**WHAT IS EXPECTED**
Down to the last line, retype the records below exactly and skip the pictures.

[Records from a data source]
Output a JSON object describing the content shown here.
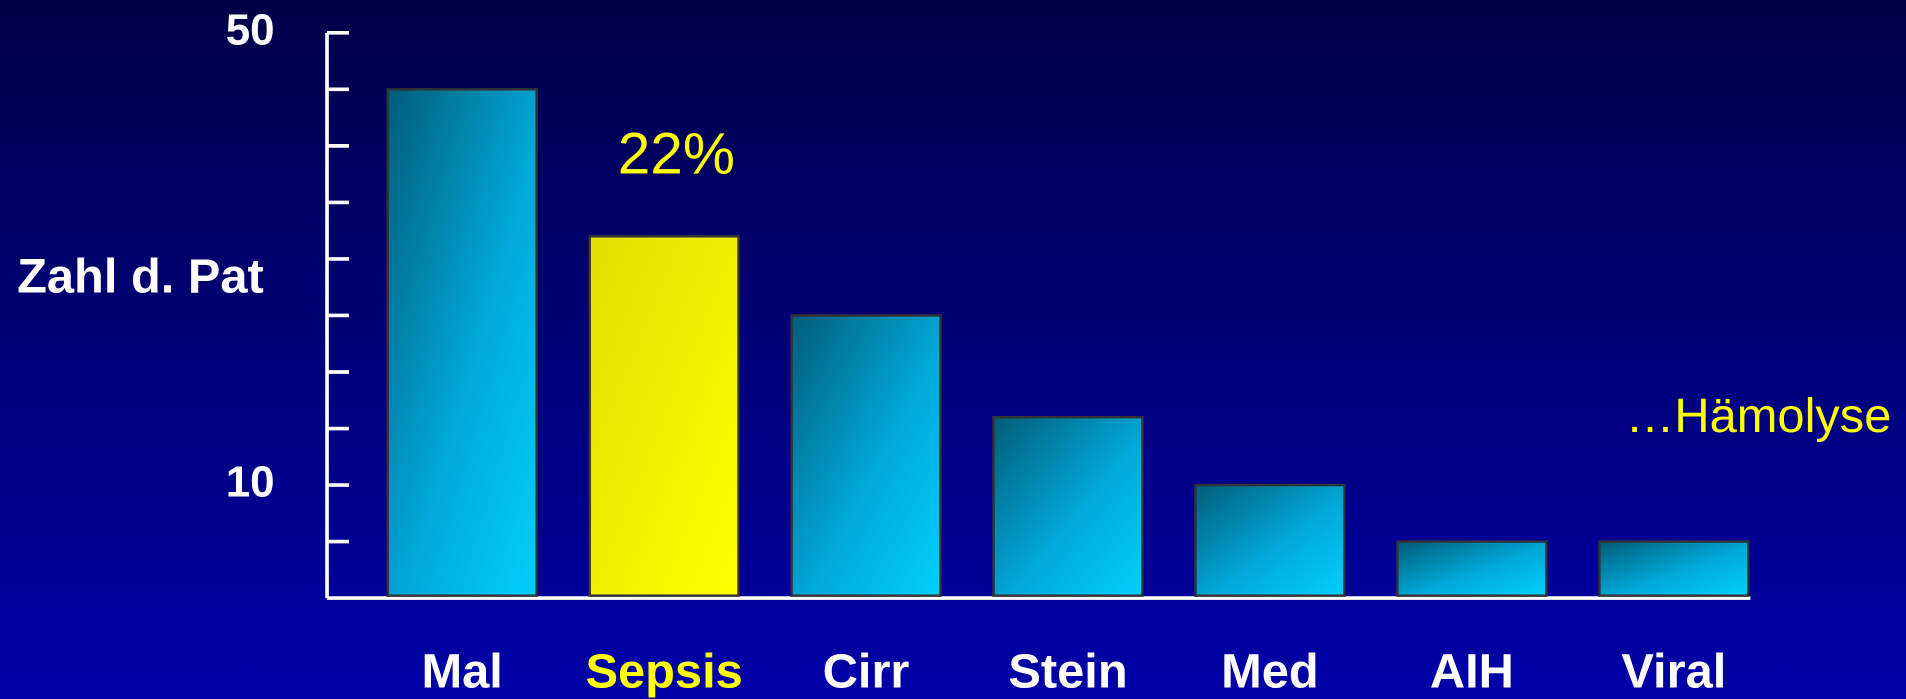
{
  "chart_data": {
    "type": "bar",
    "ylabel": "Zahl d. Pat",
    "categories": [
      "Mal",
      "Sepsis",
      "Cirr",
      "Stein",
      "Med",
      "AIH",
      "Viral"
    ],
    "values": [
      45,
      32,
      25,
      16,
      10,
      5,
      5
    ],
    "colors": [
      "#00bfff",
      "#ffff00",
      "#00bfff",
      "#00bfff",
      "#00bfff",
      "#00bfff",
      "#00bfff"
    ],
    "label_colors": [
      "#ffffff",
      "#ffff00",
      "#ffffff",
      "#ffffff",
      "#ffffff",
      "#ffffff",
      "#ffffff"
    ],
    "ylim": [
      0,
      50
    ],
    "yticks": [
      10,
      50
    ],
    "yminor_ticks": [
      5,
      15,
      20,
      25,
      30,
      35,
      40,
      45
    ],
    "annotations": [
      {
        "text": "22%",
        "category": 1
      },
      {
        "text": "…Hämolyse"
      }
    ]
  }
}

**RESPONSE TO THIS TASK**
Output a JSON object describing the content shown here.
{
  "chart_data": {
    "type": "bar",
    "ylabel": "Zahl d. Pat",
    "categories": [
      "Mal",
      "Sepsis",
      "Cirr",
      "Stein",
      "Med",
      "AIH",
      "Viral"
    ],
    "values": [
      45,
      32,
      25,
      16,
      10,
      5,
      5
    ],
    "colors": [
      "#00bfff",
      "#ffff00",
      "#00bfff",
      "#00bfff",
      "#00bfff",
      "#00bfff",
      "#00bfff"
    ],
    "label_colors": [
      "#ffffff",
      "#ffff00",
      "#ffffff",
      "#ffffff",
      "#ffffff",
      "#ffffff",
      "#ffffff"
    ],
    "ylim": [
      0,
      50
    ],
    "yticks": [
      10,
      50
    ],
    "yminor_ticks": [
      5,
      15,
      20,
      25,
      30,
      35,
      40,
      45
    ],
    "annotations": [
      {
        "text": "22%",
        "category": 1
      },
      {
        "text": "…Hämolyse"
      }
    ]
  }
}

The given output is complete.